→ **Work required**: Reproduce each line bearing the word "selection".

→ **Data**:
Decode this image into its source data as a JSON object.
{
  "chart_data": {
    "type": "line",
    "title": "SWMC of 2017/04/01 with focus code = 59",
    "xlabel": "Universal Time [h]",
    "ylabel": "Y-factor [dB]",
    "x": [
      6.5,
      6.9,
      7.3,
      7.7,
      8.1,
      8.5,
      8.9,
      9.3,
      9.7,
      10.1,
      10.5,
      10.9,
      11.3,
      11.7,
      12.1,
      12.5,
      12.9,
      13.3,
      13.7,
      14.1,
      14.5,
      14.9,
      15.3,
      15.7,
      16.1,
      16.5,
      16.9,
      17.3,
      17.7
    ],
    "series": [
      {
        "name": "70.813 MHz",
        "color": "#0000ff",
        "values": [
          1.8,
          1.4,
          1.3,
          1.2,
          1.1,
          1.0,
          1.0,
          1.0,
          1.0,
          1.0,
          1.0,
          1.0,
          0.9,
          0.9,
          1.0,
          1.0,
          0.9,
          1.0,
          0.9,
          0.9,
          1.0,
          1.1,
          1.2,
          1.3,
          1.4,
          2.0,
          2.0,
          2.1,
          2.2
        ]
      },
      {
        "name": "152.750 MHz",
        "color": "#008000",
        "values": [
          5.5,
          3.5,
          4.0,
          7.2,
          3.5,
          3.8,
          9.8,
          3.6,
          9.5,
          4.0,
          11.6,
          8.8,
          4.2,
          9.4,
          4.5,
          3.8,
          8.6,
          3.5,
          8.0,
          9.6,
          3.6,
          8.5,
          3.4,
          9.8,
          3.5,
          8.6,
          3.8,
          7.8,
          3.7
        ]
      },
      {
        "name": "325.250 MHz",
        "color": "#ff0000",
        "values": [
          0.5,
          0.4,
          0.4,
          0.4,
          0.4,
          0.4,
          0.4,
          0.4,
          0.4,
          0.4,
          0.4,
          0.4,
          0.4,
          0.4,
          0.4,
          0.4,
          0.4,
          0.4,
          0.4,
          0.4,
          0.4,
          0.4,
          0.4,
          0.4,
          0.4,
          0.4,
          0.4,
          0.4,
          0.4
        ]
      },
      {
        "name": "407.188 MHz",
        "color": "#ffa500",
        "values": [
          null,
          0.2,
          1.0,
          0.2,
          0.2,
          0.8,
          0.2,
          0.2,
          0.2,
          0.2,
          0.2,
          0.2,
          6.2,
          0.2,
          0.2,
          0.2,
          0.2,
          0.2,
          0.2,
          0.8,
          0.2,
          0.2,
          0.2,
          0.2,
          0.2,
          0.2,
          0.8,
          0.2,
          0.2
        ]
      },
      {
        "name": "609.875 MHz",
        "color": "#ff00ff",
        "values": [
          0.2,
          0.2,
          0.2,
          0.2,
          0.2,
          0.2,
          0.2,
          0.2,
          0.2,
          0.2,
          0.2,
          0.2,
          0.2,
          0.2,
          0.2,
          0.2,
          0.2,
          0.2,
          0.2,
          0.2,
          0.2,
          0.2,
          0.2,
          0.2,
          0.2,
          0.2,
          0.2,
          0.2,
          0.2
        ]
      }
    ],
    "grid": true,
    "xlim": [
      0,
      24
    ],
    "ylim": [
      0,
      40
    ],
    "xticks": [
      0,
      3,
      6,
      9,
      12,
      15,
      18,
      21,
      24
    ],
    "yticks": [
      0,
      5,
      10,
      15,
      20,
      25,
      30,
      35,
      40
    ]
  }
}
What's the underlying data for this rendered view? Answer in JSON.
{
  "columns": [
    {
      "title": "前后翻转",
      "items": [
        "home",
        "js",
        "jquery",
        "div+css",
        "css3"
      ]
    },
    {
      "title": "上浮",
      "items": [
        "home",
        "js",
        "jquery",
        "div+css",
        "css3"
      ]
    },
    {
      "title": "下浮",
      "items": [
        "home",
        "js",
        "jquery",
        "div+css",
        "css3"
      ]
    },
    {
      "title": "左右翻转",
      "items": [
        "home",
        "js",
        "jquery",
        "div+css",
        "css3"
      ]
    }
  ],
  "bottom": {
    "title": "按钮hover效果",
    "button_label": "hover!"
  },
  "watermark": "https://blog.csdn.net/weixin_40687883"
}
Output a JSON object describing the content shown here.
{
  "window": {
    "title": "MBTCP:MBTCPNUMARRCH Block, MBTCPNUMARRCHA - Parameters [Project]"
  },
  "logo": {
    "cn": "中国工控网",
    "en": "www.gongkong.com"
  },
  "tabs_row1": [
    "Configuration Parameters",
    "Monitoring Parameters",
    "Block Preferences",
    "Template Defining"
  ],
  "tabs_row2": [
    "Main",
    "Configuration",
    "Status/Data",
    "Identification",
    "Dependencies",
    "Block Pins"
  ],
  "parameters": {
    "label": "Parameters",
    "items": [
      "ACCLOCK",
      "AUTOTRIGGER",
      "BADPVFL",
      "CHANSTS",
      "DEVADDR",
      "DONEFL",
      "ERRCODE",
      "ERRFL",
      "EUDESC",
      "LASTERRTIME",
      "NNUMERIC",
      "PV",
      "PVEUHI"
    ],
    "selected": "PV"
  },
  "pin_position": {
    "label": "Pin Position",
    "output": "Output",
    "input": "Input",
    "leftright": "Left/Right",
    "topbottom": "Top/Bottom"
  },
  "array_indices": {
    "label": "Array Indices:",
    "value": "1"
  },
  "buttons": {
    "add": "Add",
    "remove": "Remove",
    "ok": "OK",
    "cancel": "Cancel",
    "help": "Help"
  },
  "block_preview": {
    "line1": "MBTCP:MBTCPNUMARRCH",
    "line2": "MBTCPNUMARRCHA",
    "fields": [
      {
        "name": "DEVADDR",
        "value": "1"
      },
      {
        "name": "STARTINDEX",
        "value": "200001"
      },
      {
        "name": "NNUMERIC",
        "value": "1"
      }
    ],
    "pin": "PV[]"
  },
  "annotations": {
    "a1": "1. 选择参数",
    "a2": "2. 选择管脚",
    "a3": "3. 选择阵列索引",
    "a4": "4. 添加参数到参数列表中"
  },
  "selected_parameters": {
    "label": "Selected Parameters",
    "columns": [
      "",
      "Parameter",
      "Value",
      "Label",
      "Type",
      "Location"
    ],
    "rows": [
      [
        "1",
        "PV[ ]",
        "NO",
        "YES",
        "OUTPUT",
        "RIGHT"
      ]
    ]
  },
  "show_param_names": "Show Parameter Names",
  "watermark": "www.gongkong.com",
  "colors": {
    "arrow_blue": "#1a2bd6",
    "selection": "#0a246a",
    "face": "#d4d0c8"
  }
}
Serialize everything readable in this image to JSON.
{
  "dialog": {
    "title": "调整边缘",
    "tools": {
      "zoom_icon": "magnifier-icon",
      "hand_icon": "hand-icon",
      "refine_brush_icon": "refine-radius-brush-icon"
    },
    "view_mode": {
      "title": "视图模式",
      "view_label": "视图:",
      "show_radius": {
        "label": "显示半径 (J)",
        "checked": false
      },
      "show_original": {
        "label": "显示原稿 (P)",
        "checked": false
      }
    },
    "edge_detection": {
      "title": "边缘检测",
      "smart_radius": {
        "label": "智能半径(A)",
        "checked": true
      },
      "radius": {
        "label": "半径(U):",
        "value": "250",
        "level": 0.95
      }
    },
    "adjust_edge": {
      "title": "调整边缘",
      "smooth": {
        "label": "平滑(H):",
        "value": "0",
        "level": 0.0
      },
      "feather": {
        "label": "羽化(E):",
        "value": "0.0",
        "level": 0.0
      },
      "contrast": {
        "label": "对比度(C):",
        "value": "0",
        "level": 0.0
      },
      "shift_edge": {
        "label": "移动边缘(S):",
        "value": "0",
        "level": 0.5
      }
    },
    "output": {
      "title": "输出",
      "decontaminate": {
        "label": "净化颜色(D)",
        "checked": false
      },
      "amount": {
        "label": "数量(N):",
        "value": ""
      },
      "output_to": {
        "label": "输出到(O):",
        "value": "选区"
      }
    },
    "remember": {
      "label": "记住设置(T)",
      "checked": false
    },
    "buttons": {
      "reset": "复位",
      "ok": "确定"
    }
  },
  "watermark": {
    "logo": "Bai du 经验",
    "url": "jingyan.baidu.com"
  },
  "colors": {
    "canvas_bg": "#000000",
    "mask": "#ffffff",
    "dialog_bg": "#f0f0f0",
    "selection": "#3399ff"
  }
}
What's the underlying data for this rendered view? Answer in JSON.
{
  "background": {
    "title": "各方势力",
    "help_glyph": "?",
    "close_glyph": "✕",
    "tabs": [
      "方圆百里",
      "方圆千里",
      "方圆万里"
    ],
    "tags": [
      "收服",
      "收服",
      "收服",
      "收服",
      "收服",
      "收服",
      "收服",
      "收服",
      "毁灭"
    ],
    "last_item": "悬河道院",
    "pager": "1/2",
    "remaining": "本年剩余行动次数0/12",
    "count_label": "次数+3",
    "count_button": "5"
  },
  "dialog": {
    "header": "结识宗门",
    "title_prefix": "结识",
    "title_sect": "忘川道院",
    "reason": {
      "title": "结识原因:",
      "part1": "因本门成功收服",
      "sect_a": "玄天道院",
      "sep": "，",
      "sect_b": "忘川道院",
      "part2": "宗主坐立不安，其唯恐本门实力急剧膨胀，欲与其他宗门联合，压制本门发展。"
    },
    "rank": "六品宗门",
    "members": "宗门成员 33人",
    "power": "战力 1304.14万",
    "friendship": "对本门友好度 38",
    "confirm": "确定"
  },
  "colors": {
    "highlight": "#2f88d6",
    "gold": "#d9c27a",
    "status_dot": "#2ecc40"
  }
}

→ **Result of the exercise**:
    "selection": "#0a246a",
    "selection": "#3399ff"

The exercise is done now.